GIVEN PROBLEM:
In the material below, repeat only the lines from the one that holds "Serialize everything readable" through the final line, exactly as they stand.

'''

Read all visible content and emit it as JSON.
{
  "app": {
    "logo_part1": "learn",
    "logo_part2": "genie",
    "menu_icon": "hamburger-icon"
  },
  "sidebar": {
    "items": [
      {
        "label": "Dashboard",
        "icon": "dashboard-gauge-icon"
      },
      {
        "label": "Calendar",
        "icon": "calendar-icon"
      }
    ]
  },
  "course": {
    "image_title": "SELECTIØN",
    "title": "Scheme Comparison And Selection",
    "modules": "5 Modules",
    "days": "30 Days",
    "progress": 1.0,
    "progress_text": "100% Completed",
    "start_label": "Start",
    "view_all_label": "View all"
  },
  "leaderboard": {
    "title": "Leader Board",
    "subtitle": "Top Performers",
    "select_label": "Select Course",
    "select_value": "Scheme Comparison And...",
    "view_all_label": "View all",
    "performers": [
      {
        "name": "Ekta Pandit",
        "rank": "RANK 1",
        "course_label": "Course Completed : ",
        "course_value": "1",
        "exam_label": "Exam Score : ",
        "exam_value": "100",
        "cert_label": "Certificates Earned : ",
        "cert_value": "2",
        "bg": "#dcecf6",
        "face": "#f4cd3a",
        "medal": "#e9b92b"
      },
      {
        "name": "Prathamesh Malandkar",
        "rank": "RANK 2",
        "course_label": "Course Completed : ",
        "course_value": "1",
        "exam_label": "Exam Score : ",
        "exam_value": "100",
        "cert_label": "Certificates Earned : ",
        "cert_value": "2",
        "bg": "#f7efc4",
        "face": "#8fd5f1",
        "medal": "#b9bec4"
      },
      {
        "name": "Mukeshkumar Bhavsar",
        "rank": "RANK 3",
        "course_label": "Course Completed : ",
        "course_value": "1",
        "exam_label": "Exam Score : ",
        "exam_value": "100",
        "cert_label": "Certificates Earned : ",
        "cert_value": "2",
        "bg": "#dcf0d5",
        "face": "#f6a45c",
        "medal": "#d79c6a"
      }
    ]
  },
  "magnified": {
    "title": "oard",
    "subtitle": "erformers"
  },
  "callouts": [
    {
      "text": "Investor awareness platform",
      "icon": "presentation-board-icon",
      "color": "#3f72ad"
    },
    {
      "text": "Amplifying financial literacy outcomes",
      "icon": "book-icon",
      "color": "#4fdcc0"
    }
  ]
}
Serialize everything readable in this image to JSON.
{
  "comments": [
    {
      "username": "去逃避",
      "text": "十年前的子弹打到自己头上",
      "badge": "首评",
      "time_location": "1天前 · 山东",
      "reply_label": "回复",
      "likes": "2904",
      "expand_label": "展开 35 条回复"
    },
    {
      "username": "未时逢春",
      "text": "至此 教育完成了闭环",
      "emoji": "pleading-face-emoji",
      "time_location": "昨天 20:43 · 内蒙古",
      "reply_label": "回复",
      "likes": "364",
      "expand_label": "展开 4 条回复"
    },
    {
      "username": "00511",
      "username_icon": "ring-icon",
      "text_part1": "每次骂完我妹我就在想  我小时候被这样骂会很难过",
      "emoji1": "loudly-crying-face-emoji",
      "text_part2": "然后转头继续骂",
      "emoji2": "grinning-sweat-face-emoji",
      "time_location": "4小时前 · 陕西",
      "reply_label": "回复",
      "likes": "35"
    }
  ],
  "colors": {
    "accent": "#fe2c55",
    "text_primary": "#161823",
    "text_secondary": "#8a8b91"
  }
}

'''

TASK SOLUTION:
Serialize everything readable in this image to JSON.
{
  "comments": [
    {
      "username": "去逃避",
      "text": "十年前的子弹打到自己头上",
      "badge": "首评",
      "time_location": "1天前 · 山东",
      "reply_label": "回复",
      "likes": "2904",
      "expand_label": "展开 35 条回复"
    },
    {
      "username": "未时逢春",
      "text": "至此 教育完成了闭环",
      "emoji": "pleading-face-emoji",
      "time_location": "昨天 20:43 · 内蒙古",
      "reply_label": "回复",
      "likes": "364",
      "expand_label": "展开 4 条回复"
    },
    {
      "username": "00511",
      "username_icon": "ring-icon",
      "text_part1": "每次骂完我妹我就在想  我小时候被这样骂会很难过",
      "emoji1": "loudly-crying-face-emoji",
      "text_part2": "然后转头继续骂",
      "emoji2": "grinning-sweat-face-emoji",
      "time_location": "4小时前 · 陕西",
      "reply_label": "回复",
      "likes": "35"
    }
  ],
  "colors": {
    "accent": "#fe2c55",
    "text_primary": "#161823",
    "text_secondary": "#8a8b91"
  }
}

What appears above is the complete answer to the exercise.